--- START OF RECORDED INFORMATION ---

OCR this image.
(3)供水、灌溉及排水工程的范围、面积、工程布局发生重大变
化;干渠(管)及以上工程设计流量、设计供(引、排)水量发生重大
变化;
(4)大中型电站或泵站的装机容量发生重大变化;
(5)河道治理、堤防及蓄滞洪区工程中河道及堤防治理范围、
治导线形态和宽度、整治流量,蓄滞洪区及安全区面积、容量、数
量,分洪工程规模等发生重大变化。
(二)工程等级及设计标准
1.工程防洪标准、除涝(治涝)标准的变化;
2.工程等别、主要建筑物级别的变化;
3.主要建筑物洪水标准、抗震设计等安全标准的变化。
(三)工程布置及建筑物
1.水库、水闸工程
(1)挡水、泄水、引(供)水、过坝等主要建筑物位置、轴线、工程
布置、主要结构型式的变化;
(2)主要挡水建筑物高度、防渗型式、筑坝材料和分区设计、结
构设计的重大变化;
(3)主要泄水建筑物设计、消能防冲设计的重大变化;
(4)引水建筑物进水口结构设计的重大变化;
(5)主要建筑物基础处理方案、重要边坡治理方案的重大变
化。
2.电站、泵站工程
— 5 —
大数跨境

--- END OF RECORDED INFORMATION ---

## EXERCISE
Please set down each line of the records exactly as given.

## RESPONSE TO THIS TASK
OCR this image.
(3)供水、灌溉及排水工程的范围、面积、工程布局发生重大变
化;干渠(管)及以上工程设计流量、设计供(引、排)水量发生重大
变化;
(4)大中型电站或泵站的装机容量发生重大变化;
(5)河道治理、堤防及蓄滞洪区工程中河道及堤防治理范围、
治导线形态和宽度、整治流量,蓄滞洪区及安全区面积、容量、数
量,分洪工程规模等发生重大变化。
(二)工程等级及设计标准
1.工程防洪标准、除涝(治涝)标准的变化;
2.工程等别、主要建筑物级别的变化;
3.主要建筑物洪水标准、抗震设计等安全标准的变化。
(三)工程布置及建筑物
1.水库、水闸工程
(1)挡水、泄水、引(供)水、过坝等主要建筑物位置、轴线、工程
布置、主要结构型式的变化;
(2)主要挡水建筑物高度、防渗型式、筑坝材料和分区设计、结
构设计的重大变化;
(3)主要泄水建筑物设计、消能防冲设计的重大变化;
(4)引水建筑物进水口结构设计的重大变化;
(5)主要建筑物基础处理方案、重要边坡治理方案的重大变
化。
2.电站、泵站工程
— 5 —
大数跨境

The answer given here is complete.